━━ TESTO FORNITO ━━

Il Corteo del Pride 2019 mi è sembrato molto diverso da quello degli altri anni. La cosa più evidente e grave è stata la totale assenza delle istituzioni. Non mi aspettavo di certo Salvini o Fontana e neppure Di Maio o Conte, ma ammetto che mi ero fatta una infinitesimale aspettativa per il sottosegretario alla presidenza del Consiglio con delega alle Pari opportunità, Spadafora, omosessuale dichiarato. Insomma Pari Opportunità solo per disabili e mamme con figli, e neppure tutte le mamme.
Questa assenza è gravissima, perché le istituzioni dovrebbero essere garanzia di democrazia e del rispetto dei principi costituzionali per il riconoscimento e la tutela delle minoranze. Gli anni passati, a supporto della causa c’erano i Vigili del Fuoco e l’Acea. Ora, assenti. Riconfermata la presenza della Procter&Gamble e di Vitasnella, a cui si sono aggiunti Netfix, MTVpride, Akuel, Treedom, Vueling, Accenture, Pen & Jerry’s (gelati commercializzati tramite le app Domino’s, Deliveroo e Just Eat), ConTe.it assicurazioni, e la nostra cara American Express.

━━━

Stampa per intero, senza alcuna modifica, il testo sul corteo del Pride 2019. I dati non hanno alcun legame con il testo.

━━ DATI GREZZI ━━

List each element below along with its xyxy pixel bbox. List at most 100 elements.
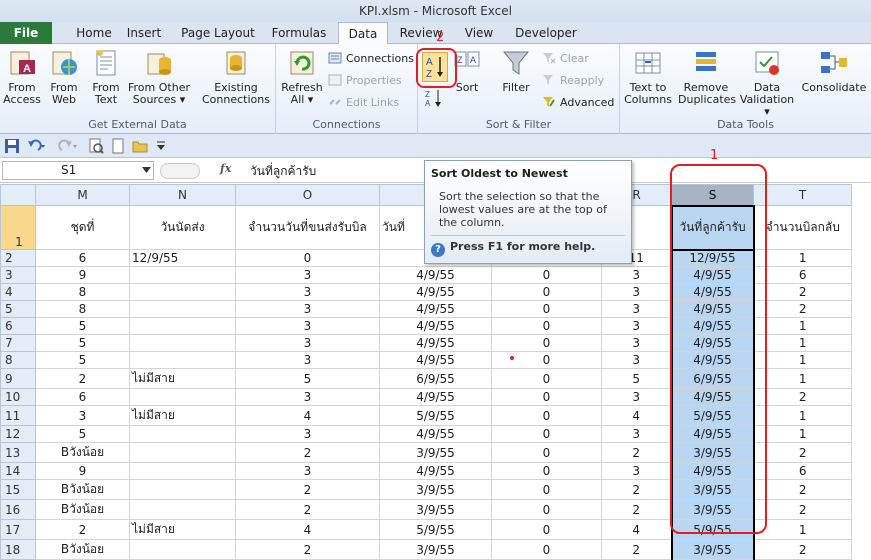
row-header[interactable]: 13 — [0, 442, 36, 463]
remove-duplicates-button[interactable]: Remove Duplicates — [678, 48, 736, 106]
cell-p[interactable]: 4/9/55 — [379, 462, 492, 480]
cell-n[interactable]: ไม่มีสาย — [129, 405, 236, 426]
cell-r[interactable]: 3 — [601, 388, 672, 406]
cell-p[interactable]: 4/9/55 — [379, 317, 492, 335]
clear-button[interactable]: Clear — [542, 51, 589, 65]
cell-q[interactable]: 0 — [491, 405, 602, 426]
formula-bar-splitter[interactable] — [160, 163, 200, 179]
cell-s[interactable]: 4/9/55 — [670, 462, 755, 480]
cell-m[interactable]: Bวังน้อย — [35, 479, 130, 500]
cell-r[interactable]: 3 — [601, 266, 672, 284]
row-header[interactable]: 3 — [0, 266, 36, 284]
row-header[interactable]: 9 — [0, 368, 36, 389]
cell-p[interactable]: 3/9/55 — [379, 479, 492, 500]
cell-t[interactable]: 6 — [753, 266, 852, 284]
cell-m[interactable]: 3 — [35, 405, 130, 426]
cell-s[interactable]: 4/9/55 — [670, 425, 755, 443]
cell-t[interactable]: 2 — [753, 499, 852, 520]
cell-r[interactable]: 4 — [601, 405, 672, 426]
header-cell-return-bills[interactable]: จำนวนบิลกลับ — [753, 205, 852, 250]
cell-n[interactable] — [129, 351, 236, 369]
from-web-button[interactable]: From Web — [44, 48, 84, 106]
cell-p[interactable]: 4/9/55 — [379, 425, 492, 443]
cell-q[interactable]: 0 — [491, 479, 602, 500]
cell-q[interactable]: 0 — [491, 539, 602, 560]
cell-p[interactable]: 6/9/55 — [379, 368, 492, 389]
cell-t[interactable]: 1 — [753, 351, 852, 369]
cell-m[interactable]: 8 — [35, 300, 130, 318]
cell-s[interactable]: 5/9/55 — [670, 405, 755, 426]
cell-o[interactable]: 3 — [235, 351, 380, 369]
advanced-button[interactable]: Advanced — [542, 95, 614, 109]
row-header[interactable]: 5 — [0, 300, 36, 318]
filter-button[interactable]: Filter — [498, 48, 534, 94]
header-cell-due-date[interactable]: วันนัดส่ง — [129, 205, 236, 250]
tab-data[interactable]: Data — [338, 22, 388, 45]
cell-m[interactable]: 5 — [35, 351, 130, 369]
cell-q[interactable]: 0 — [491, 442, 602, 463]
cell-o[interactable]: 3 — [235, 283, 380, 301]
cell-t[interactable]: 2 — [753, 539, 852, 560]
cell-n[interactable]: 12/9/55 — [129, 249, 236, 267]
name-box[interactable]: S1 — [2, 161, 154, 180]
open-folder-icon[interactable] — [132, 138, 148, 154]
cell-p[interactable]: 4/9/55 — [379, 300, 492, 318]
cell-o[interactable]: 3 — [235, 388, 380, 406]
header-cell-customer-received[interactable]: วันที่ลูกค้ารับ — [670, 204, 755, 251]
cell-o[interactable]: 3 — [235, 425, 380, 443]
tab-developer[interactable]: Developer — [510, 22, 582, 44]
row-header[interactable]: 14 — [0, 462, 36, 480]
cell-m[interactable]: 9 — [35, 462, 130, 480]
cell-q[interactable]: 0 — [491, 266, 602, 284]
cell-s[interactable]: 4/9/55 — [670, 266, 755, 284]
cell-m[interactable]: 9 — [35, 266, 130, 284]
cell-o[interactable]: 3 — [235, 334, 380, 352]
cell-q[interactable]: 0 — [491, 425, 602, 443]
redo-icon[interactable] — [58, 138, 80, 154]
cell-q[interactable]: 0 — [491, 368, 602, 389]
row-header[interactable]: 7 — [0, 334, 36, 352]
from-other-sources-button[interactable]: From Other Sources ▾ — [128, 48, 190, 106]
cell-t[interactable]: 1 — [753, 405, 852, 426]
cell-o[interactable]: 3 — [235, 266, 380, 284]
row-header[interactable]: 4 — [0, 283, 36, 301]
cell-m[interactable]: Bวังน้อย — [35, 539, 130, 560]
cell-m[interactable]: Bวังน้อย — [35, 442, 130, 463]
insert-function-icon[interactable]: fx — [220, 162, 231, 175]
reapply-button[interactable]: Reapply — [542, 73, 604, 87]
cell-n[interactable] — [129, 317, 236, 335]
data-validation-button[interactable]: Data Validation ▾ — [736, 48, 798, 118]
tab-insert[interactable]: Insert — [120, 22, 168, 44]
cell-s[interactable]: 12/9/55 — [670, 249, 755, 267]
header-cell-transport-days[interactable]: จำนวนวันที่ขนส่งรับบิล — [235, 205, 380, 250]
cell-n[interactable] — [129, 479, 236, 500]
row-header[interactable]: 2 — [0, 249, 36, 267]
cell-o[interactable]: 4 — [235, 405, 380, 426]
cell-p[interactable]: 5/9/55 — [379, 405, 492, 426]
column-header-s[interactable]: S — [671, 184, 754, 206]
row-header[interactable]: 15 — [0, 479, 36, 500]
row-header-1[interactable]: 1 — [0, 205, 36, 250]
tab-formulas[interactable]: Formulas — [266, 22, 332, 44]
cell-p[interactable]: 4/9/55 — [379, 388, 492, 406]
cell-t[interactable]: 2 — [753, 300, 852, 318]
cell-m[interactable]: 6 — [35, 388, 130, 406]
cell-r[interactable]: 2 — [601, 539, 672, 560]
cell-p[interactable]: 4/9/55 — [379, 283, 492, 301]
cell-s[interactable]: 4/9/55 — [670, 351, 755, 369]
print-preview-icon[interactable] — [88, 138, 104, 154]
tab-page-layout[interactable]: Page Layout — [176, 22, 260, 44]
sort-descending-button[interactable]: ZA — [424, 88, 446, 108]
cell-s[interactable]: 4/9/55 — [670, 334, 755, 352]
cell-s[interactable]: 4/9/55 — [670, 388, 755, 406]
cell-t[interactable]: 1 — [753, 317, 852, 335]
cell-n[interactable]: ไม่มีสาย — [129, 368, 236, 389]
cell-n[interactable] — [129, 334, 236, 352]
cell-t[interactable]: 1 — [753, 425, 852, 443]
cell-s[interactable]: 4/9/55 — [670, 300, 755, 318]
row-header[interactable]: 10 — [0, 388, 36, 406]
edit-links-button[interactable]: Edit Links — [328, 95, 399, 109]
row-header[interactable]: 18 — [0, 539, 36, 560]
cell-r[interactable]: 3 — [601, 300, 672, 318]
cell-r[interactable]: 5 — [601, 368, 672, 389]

━━━
━━ DATI GREZZI ━━

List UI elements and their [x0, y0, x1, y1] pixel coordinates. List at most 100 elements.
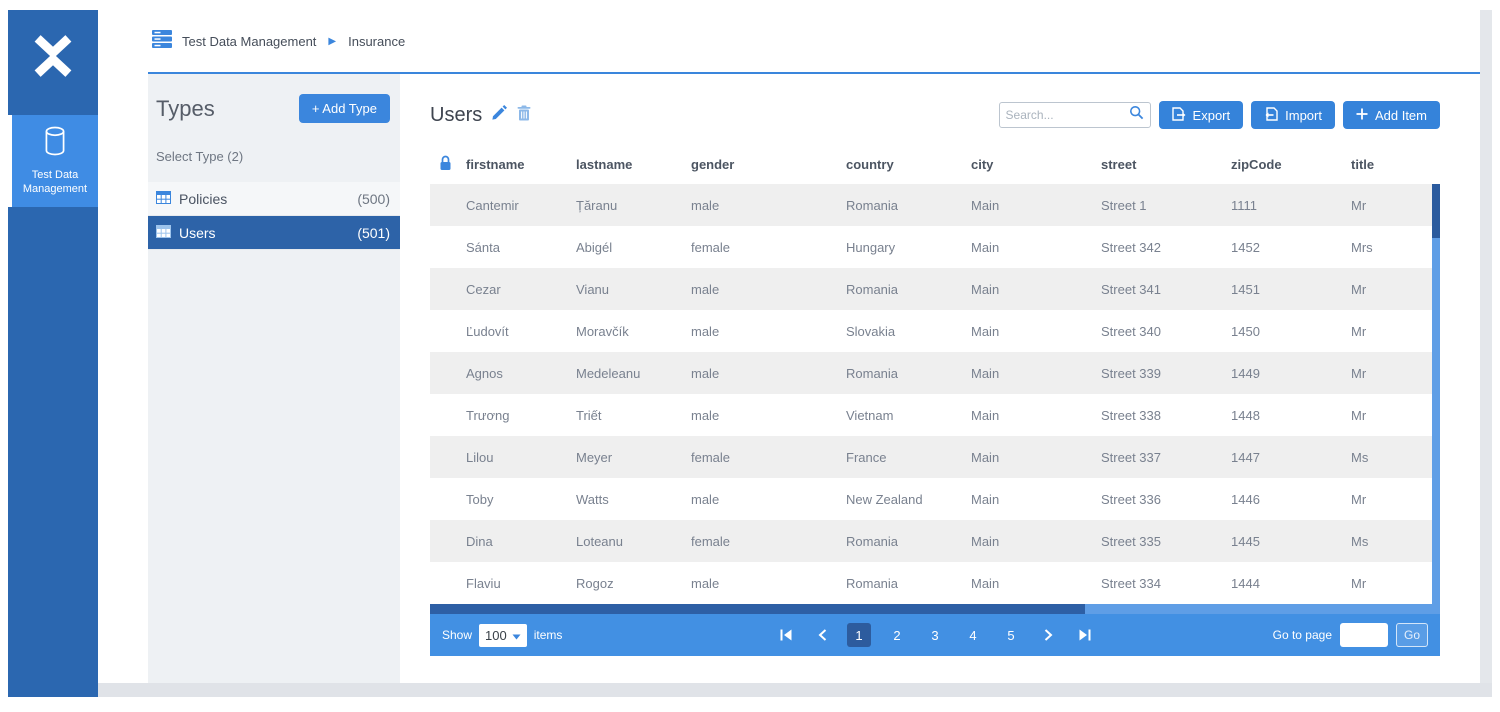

━━━

RISPOSTA COMPLETA
Il Corteo del Pride 2019 mi è sembrato molto diverso da quello degli altri anni. La cosa più evidente e grave è stata la totale assenza delle istituzioni. Non mi aspettavo di certo Salvini o Fontana e neppure Di Maio o Conte, ma ammetto che mi ero fatta una infinitesimale aspettativa per il sottosegretario alla presidenza del Consiglio con delega alle Pari opportunità, Spadafora, omosessuale dichiarato. Insomma Pari Opportunità solo per disabili e mamme con figli, e neppure tutte le mamme.
Questa assenza è gravissima, perché le istituzioni dovrebbero essere garanzia di democrazia e del rispetto dei principi costituzionali per il riconoscimento e la tutela delle minoranze. Gli anni passati, a supporto della causa c’erano i Vigili del Fuoco e l’Acea. Ora, assenti. Riconfermata la presenza della Procter&Gamble e di Vitasnella, a cui si sono aggiunti Netfix, MTVpride, Akuel, Treedom, Vueling, Accenture, Pen & Jerry’s (gelati commercializzati tramite le app Domino’s, Deliveroo e Just Eat), ConTe.it assicurazioni, e la nostra cara American Express.